— Begin Extracted records —
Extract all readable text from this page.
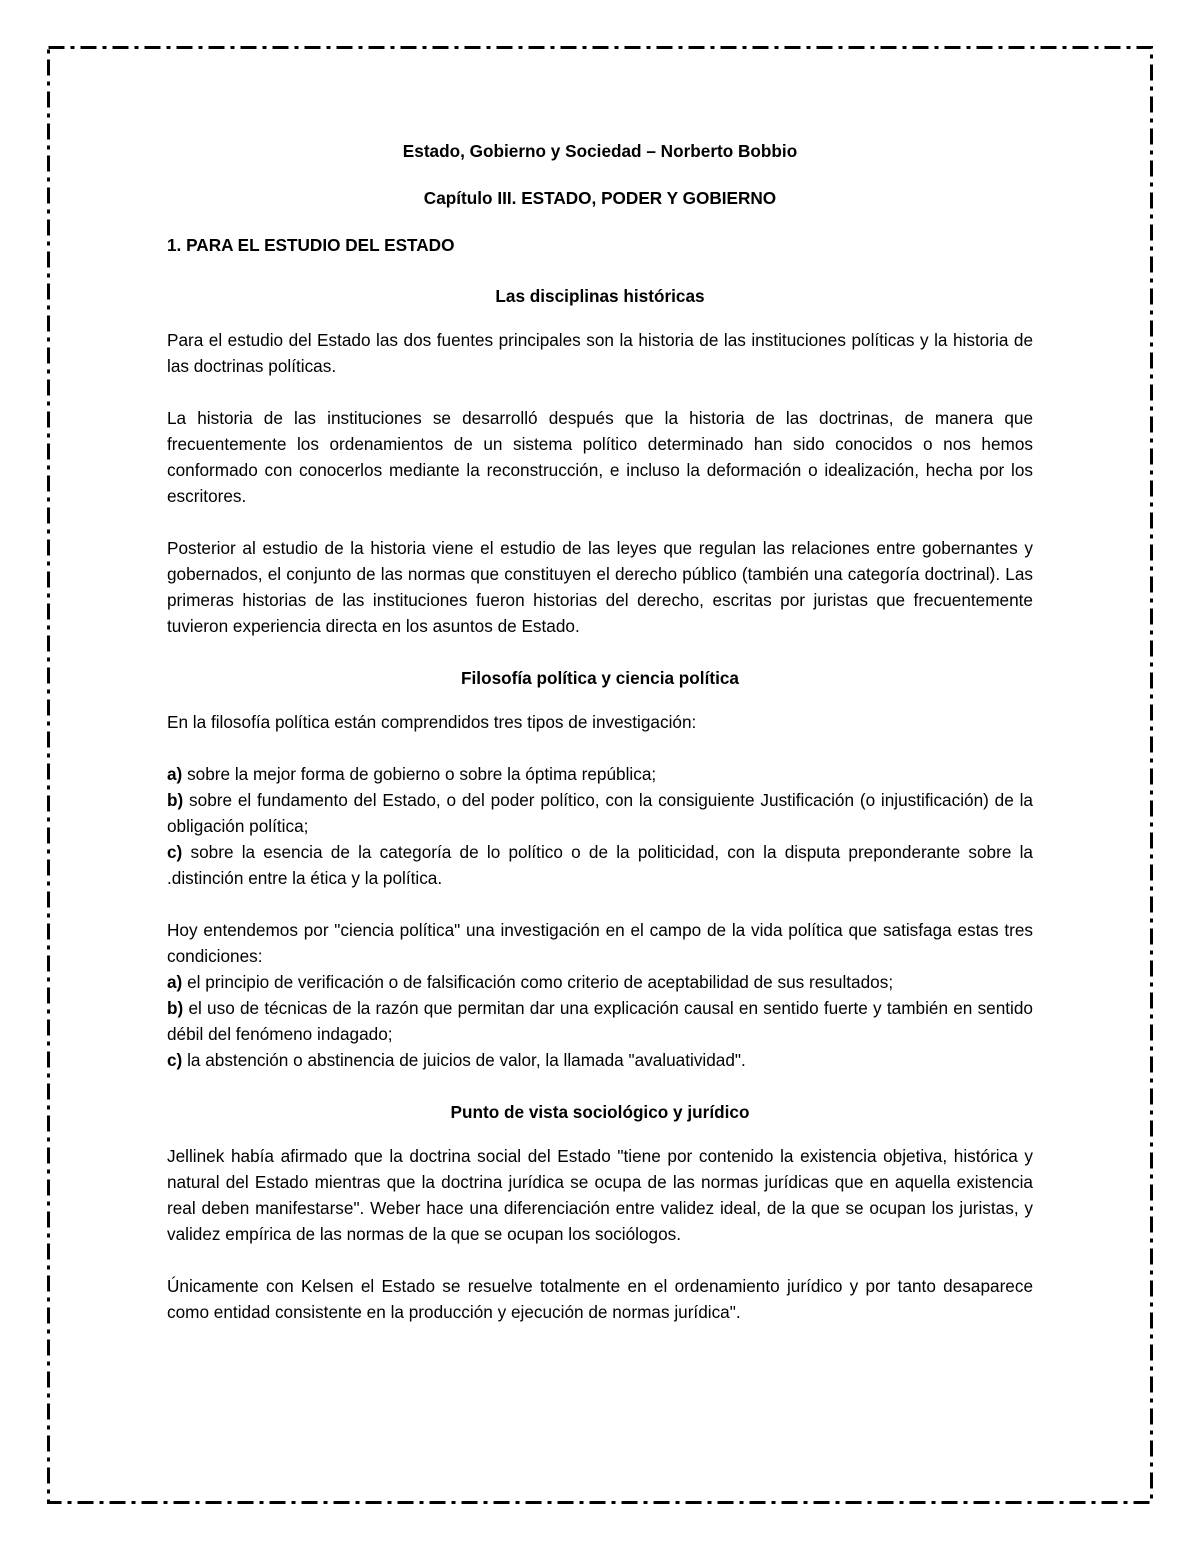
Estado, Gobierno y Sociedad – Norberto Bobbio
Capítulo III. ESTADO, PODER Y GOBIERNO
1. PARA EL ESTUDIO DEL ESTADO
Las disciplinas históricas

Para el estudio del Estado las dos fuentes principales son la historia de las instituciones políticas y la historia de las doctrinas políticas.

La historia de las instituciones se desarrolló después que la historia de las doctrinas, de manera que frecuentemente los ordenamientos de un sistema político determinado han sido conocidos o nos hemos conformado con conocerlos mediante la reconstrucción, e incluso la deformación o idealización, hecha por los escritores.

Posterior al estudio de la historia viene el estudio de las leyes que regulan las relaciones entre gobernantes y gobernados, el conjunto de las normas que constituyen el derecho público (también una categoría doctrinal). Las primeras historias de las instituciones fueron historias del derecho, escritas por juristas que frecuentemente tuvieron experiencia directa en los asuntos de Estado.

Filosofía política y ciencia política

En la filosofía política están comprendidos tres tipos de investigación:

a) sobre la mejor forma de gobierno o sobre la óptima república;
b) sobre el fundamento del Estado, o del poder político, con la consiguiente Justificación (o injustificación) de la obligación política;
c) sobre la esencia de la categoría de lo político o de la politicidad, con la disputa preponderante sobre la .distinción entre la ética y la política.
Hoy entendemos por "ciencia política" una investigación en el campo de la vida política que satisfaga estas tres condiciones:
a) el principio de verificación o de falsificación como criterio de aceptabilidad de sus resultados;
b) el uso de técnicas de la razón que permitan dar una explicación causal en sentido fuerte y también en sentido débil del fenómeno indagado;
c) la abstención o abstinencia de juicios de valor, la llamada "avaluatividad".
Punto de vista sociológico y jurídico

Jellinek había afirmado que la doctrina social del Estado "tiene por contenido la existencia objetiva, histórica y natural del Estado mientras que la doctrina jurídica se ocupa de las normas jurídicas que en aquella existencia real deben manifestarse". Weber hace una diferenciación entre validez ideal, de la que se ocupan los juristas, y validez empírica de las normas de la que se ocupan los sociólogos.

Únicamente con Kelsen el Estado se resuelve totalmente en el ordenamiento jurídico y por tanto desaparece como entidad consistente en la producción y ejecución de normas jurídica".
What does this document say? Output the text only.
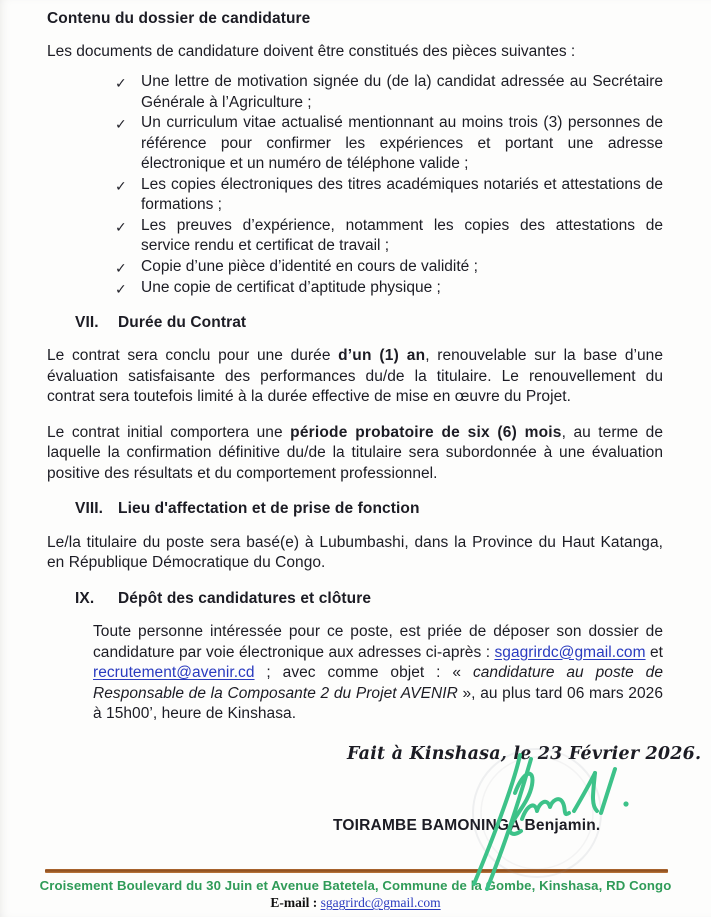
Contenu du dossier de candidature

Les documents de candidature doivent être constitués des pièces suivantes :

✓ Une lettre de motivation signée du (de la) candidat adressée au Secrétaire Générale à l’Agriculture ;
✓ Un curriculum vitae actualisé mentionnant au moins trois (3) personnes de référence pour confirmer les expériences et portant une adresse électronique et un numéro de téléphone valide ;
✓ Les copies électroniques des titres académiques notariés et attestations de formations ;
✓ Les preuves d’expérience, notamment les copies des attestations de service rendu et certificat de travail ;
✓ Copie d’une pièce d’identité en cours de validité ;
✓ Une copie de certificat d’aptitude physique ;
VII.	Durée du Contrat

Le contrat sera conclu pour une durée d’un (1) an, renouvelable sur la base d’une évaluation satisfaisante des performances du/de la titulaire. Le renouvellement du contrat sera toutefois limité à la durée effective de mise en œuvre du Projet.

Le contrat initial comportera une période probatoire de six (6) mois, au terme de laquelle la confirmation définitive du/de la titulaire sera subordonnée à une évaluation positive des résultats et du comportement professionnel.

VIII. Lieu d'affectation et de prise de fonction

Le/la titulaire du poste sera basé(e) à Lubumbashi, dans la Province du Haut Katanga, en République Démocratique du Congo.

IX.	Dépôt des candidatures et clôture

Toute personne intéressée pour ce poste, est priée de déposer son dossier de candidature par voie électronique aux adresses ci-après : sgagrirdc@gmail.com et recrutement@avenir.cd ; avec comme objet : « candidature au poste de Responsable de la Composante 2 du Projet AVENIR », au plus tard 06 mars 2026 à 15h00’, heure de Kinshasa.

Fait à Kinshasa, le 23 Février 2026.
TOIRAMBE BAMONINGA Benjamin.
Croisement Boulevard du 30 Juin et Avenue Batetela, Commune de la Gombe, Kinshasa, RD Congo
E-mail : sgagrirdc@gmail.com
— End Extracted records —
● Job: Show all lines above holding "investigación".

● Response:
En la filosofía política están comprendidos tres tipos de investigación:
Hoy entendemos por "ciencia política" una investigación en el campo de la vida política que satisfaga estas tres condiciones:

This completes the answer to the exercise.